What you need to do -> Copy out each line below that has the word "Refolding" in it.

Source records ->
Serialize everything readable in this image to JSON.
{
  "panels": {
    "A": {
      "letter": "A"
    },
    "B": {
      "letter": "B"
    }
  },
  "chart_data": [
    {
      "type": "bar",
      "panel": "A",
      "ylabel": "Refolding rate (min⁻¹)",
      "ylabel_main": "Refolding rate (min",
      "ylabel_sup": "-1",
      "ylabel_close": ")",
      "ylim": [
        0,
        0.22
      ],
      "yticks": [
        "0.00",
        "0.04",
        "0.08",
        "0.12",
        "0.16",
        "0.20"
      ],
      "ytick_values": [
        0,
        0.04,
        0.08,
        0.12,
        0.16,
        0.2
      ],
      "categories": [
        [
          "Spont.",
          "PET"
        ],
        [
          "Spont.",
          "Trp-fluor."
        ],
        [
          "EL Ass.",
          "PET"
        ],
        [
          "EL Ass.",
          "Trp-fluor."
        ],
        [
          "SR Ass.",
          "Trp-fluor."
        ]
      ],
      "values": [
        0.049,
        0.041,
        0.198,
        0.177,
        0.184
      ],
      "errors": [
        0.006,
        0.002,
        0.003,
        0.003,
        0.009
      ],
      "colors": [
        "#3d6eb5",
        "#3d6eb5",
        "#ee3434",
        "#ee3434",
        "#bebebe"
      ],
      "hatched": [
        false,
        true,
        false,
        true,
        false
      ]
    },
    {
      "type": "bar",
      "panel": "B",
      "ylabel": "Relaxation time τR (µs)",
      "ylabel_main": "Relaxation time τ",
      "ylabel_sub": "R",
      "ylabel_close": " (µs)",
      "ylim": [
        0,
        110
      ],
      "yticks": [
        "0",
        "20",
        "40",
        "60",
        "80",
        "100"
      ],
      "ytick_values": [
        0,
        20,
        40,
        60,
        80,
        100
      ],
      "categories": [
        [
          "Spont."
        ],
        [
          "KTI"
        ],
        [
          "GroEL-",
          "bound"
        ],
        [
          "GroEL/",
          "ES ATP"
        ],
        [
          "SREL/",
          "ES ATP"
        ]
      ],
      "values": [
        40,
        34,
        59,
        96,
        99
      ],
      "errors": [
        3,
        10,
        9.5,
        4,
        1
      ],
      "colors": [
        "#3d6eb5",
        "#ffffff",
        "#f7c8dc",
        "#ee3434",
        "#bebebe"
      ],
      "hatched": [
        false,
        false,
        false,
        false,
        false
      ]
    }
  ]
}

Response to this exercise ->
      "ylabel": "Refolding rate (min⁻¹)",
      "ylabel_main": "Refolding rate (min",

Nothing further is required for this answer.